Task prompt.
Give an exact copy of every line, leaving images out.

Stored rows.

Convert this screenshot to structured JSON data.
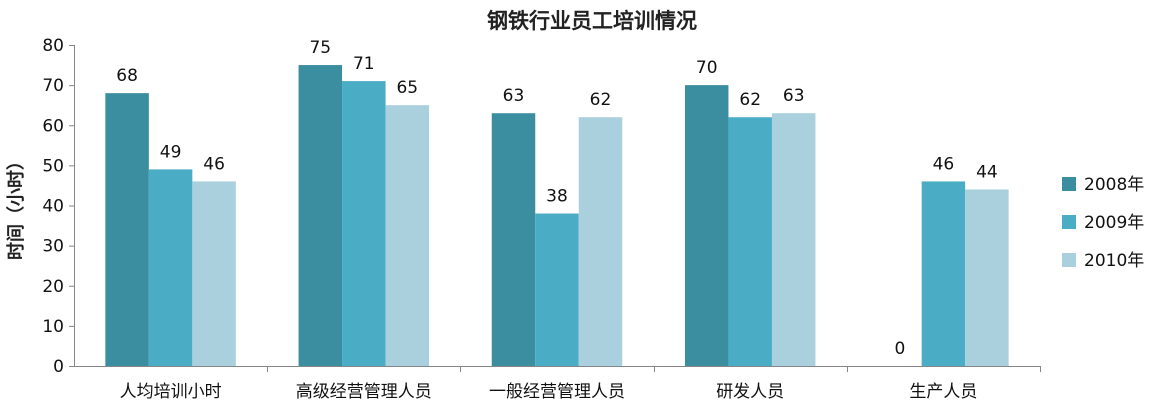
{
  "chart_data": {
    "type": "bar",
    "title": "钢铁行业员工培训情况",
    "ylabel": "时间（小时）",
    "xlabel": "",
    "ylim": [
      0,
      80
    ],
    "yticks": [
      0,
      10,
      20,
      30,
      40,
      50,
      60,
      70,
      80
    ],
    "grid": false,
    "legend_position": "right",
    "categories": [
      "人均培训小时",
      "高级经营管理人员",
      "一般经营管理人员",
      "研发人员",
      "生产人员"
    ],
    "series": [
      {
        "name": "2008年",
        "color": "#3a8ea0",
        "values": [
          68,
          75,
          63,
          70,
          0
        ]
      },
      {
        "name": "2009年",
        "color": "#4bacc6",
        "values": [
          49,
          71,
          38,
          62,
          46
        ]
      },
      {
        "name": "2010年",
        "color": "#a9d0dc",
        "values": [
          46,
          65,
          62,
          63,
          44
        ]
      }
    ]
  }
}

Exercise output.
Convert this screenshot to structured JSON data.
{
  "chart_data": {
    "type": "bar",
    "title": "钢铁行业员工培训情况",
    "ylabel": "时间（小时）",
    "xlabel": "",
    "ylim": [
      0,
      80
    ],
    "yticks": [
      0,
      10,
      20,
      30,
      40,
      50,
      60,
      70,
      80
    ],
    "grid": false,
    "legend_position": "right",
    "categories": [
      "人均培训小时",
      "高级经营管理人员",
      "一般经营管理人员",
      "研发人员",
      "生产人员"
    ],
    "series": [
      {
        "name": "2008年",
        "color": "#3a8ea0",
        "values": [
          68,
          75,
          63,
          70,
          0
        ]
      },
      {
        "name": "2009年",
        "color": "#4bacc6",
        "values": [
          49,
          71,
          38,
          62,
          46
        ]
      },
      {
        "name": "2010年",
        "color": "#a9d0dc",
        "values": [
          46,
          65,
          62,
          63,
          44
        ]
      }
    ]
  }
}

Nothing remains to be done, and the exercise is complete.